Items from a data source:
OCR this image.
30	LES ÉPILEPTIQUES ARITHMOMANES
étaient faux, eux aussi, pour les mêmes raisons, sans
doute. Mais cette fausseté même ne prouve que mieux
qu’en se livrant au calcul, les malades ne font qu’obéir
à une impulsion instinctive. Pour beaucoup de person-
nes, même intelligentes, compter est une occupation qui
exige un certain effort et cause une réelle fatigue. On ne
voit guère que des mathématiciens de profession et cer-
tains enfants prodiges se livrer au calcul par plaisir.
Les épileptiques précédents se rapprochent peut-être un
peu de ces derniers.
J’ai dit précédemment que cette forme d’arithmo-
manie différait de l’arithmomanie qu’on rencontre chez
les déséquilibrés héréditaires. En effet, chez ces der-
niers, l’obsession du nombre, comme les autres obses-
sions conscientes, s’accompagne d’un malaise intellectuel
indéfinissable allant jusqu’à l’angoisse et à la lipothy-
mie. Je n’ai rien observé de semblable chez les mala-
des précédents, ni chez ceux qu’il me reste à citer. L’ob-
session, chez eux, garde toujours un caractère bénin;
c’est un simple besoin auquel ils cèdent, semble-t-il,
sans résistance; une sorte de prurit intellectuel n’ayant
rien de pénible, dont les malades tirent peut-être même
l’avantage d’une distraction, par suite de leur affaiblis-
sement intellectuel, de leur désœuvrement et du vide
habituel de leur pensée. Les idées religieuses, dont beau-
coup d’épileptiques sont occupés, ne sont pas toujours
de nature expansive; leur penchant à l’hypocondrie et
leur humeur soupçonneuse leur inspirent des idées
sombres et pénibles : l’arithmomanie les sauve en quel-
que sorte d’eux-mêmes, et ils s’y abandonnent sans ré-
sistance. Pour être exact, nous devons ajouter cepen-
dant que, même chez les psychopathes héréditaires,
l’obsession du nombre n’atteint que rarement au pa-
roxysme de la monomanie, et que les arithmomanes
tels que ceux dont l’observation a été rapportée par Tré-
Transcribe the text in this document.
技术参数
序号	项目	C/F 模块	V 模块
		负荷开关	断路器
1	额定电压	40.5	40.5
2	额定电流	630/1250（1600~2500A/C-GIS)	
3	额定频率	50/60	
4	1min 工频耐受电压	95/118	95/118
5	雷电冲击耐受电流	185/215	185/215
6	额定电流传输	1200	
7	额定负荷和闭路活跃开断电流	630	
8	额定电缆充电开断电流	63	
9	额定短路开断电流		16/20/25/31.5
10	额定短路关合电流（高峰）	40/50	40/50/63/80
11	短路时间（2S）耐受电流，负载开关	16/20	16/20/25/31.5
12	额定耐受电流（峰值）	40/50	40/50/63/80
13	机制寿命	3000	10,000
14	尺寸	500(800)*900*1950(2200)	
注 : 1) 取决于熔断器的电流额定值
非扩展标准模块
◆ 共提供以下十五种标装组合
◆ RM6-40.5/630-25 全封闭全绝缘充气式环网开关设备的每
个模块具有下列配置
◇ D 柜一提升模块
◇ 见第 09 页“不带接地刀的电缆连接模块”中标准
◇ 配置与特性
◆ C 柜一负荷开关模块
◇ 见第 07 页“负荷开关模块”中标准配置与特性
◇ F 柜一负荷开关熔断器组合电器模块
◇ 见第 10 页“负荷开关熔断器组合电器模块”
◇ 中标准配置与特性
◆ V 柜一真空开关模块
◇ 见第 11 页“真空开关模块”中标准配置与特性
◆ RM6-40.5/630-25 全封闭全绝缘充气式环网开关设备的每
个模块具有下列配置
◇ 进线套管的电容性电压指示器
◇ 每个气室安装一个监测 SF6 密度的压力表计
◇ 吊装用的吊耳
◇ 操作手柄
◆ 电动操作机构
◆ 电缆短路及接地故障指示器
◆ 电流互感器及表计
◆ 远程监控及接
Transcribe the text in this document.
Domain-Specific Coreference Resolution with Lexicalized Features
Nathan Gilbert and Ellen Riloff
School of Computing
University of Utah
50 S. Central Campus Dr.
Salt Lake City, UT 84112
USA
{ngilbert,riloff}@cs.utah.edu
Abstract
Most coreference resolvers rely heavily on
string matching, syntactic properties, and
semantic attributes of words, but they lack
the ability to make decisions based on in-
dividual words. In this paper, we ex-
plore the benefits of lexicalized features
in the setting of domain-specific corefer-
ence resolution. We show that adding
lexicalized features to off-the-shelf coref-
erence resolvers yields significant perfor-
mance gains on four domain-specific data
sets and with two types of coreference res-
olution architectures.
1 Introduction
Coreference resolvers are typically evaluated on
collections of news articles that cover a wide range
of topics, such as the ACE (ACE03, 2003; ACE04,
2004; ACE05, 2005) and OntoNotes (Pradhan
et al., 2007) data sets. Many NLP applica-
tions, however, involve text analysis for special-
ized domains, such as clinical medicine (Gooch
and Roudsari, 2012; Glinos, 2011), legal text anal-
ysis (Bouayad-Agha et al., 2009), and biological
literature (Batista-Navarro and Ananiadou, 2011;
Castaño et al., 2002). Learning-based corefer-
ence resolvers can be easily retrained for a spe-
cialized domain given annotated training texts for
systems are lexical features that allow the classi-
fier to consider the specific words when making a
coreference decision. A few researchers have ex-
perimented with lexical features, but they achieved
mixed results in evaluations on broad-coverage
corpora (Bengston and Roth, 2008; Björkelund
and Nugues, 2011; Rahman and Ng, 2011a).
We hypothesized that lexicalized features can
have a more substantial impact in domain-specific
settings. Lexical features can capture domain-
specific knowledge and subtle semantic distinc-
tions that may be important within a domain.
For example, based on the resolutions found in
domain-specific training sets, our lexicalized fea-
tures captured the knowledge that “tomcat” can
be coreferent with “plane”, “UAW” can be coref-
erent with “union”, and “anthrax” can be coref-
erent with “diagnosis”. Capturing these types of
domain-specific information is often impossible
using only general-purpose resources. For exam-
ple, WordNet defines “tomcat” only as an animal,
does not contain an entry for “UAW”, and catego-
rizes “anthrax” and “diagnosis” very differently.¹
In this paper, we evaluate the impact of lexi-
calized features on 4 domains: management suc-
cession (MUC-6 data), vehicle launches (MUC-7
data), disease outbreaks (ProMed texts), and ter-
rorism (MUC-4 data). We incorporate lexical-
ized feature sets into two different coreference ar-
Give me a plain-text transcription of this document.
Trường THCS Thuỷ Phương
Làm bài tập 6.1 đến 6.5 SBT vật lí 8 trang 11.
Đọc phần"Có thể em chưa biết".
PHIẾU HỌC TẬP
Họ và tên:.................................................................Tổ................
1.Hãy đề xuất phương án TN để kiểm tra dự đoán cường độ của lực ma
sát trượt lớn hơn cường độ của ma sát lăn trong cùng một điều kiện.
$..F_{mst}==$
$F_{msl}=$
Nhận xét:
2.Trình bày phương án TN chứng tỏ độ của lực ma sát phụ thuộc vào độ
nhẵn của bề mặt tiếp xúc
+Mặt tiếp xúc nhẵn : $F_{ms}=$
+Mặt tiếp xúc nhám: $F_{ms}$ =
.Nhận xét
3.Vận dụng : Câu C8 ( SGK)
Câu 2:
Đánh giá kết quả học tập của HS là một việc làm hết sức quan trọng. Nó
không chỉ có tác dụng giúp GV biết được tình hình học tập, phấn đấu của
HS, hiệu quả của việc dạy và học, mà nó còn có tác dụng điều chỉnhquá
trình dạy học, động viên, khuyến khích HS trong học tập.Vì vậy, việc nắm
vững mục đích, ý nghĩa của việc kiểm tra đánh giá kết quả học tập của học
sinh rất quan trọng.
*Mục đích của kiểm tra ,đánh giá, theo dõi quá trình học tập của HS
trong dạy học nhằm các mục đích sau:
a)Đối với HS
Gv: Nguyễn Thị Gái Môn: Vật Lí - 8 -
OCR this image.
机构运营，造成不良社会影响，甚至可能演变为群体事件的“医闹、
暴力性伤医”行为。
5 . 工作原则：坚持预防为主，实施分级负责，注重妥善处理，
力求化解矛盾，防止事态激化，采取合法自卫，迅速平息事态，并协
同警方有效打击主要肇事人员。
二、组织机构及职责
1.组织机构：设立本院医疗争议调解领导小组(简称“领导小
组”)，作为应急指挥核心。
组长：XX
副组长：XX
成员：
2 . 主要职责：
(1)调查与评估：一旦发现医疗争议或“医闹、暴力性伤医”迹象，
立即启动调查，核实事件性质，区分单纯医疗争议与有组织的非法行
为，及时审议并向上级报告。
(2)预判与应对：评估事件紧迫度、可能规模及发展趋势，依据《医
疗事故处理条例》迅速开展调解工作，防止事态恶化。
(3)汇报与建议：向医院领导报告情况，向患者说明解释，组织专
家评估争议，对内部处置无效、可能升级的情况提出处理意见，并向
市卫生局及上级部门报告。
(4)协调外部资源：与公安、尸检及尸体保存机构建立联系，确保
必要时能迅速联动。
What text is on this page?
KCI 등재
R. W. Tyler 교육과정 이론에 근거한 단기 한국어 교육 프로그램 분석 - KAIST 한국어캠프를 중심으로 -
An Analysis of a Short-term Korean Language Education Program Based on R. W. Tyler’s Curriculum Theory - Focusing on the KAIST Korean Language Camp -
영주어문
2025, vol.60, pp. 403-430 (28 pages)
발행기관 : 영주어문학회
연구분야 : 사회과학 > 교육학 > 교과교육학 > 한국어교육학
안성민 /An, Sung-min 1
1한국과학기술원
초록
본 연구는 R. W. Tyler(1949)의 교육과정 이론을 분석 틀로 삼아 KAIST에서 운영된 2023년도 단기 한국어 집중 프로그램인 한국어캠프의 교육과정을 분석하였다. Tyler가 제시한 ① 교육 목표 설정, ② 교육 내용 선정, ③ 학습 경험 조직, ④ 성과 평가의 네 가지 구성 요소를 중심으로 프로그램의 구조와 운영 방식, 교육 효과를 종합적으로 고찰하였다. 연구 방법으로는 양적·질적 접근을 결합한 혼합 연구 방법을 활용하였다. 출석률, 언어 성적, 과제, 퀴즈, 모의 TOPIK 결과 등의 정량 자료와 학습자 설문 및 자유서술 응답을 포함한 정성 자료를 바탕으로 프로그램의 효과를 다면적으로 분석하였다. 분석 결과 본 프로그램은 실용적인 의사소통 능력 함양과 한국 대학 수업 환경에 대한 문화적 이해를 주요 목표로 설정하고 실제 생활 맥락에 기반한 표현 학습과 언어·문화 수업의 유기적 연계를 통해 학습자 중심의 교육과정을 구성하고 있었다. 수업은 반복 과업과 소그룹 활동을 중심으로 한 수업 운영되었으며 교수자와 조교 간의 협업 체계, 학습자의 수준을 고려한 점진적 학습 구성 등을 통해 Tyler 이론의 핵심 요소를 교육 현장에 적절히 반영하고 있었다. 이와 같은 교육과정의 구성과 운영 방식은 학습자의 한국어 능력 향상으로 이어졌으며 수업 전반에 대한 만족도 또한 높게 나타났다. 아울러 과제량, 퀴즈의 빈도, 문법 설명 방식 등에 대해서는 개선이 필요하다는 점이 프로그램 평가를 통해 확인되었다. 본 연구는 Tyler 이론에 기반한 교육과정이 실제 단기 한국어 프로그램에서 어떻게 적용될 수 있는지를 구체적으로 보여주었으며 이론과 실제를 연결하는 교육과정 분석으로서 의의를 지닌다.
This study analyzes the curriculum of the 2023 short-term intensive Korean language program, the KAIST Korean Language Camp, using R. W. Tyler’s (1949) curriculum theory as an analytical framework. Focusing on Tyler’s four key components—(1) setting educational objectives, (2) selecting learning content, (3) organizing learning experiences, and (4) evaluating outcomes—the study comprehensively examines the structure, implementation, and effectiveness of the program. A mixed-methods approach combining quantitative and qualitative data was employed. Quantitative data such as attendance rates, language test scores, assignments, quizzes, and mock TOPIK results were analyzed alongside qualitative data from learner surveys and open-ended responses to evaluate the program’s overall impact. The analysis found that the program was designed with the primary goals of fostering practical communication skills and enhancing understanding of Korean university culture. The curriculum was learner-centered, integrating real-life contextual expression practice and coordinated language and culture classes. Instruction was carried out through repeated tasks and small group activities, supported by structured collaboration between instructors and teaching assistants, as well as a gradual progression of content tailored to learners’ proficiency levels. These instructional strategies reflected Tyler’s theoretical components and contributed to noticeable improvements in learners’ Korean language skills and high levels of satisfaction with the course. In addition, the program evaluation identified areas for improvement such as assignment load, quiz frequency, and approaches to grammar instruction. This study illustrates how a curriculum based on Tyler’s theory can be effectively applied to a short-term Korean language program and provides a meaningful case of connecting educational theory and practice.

## Problem to solve
Only the number should be given: how many lines of the data contain the word "dụng"?

## Answer to this exercise
3